TASK TO CARRY OUT: The entries below should be transcribed in their entirety, exactly as written.
------------------------------------------------------------
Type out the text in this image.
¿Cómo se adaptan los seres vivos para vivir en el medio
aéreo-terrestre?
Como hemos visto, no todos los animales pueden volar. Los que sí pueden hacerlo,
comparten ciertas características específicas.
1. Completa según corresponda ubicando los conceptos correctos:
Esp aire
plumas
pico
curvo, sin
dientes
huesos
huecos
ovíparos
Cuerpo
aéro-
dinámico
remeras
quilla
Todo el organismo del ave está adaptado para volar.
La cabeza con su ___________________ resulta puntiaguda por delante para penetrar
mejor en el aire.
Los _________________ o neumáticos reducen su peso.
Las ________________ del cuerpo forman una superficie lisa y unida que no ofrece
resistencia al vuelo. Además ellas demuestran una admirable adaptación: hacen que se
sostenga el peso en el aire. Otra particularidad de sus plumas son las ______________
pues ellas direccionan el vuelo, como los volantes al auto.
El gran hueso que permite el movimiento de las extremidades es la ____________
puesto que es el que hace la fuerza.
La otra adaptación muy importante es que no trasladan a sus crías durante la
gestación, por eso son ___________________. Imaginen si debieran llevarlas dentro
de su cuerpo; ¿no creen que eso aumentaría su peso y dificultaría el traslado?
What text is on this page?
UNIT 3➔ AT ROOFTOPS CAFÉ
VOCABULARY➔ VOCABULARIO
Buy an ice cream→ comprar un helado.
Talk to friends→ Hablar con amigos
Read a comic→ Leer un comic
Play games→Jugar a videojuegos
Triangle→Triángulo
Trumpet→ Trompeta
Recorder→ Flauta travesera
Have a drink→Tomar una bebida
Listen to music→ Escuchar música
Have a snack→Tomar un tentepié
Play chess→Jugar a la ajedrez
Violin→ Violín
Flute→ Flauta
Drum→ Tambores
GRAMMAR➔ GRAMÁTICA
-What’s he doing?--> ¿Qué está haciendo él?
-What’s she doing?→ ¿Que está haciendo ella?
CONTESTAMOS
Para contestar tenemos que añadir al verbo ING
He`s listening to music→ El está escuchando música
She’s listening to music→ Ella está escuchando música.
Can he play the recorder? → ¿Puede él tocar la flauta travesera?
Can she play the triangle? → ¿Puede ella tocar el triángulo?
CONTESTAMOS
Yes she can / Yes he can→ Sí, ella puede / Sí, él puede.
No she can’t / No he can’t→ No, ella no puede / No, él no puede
------------------------------------------------------------
TASK RESULT:
Type out the text in this image.
¿Cómo se adaptan los seres vivos para vivir en el medio
aéreo-terrestre?
Como hemos visto, no todos los animales pueden volar. Los que sí pueden hacerlo,
comparten ciertas características específicas.
1. Completa según corresponda ubicando los conceptos correctos:
Esp aire
plumas
pico
curvo, sin
dientes
huesos
huecos
ovíparos
Cuerpo
aéro-
dinámico
remeras
quilla
Todo el organismo del ave está adaptado para volar.
La cabeza con su ___________________ resulta puntiaguda por delante para penetrar
mejor en el aire.
Los _________________ o neumáticos reducen su peso.
Las ________________ del cuerpo forman una superficie lisa y unida que no ofrece
resistencia al vuelo. Además ellas demuestran una admirable adaptación: hacen que se
sostenga el peso en el aire. Otra particularidad de sus plumas son las ______________
pues ellas direccionan el vuelo, como los volantes al auto.
El gran hueso que permite el movimiento de las extremidades es la ____________
puesto que es el que hace la fuerza.
La otra adaptación muy importante es que no trasladan a sus crías durante la
gestación, por eso son ___________________. Imaginen si debieran llevarlas dentro
de su cuerpo; ¿no creen que eso aumentaría su peso y dificultaría el traslado?
What text is on this page?
UNIT 3➔ AT ROOFTOPS CAFÉ
VOCABULARY➔ VOCABULARIO
Buy an ice cream→ comprar un helado.
Talk to friends→ Hablar con amigos
Read a comic→ Leer un comic
Play games→Jugar a videojuegos
Triangle→Triángulo
Trumpet→ Trompeta
Recorder→ Flauta travesera
Have a drink→Tomar una bebida
Listen to music→ Escuchar música
Have a snack→Tomar un tentepié
Play chess→Jugar a la ajedrez
Violin→ Violín
Flute→ Flauta
Drum→ Tambores
GRAMMAR➔ GRAMÁTICA
-What’s he doing?--> ¿Qué está haciendo él?
-What’s she doing?→ ¿Que está haciendo ella?
CONTESTAMOS
Para contestar tenemos que añadir al verbo ING
He`s listening to music→ El está escuchando música
She’s listening to music→ Ella está escuchando música.
Can he play the recorder? → ¿Puede él tocar la flauta travesera?
Can she play the triangle? → ¿Puede ella tocar el triángulo?
CONTESTAMOS
Yes she can / Yes he can→ Sí, ella puede / Sí, él puede.
No she can’t / No he can’t→ No, ella no puede / No, él no puede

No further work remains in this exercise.